### STATED GOAL
Copy each line of the material below that includes the string "manual".

Records from a data source:
========

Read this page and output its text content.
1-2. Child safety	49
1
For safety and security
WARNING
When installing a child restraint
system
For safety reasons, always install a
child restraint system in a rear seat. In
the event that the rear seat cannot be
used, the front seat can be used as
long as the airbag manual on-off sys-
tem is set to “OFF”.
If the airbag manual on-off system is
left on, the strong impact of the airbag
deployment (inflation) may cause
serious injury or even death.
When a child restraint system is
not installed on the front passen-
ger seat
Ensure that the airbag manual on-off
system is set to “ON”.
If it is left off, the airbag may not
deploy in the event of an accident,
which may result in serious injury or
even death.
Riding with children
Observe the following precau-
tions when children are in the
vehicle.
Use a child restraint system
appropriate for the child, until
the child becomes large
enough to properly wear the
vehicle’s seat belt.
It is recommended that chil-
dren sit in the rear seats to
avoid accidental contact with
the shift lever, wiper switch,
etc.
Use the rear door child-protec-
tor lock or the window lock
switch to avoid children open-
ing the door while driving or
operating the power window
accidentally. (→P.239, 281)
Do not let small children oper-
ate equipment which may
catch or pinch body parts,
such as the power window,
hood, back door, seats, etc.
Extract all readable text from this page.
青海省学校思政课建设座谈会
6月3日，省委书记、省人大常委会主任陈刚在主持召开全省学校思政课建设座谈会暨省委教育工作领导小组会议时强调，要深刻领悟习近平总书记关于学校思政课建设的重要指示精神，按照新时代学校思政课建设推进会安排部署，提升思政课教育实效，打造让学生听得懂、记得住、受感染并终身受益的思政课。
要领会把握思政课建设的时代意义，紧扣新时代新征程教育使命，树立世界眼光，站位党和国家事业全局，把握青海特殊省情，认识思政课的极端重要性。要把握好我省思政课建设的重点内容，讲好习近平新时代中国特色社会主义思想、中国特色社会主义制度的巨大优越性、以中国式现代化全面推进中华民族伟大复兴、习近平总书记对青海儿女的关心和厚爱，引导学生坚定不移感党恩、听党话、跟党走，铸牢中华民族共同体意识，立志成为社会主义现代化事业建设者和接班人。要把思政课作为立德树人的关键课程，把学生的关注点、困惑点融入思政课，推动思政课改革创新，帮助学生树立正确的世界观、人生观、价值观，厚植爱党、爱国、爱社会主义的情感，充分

========

### SOLUTION FOR THIS PROBLEM
long as the airbag manual on-off sys-
If the airbag manual on-off system is
Ensure that the airbag manual on-off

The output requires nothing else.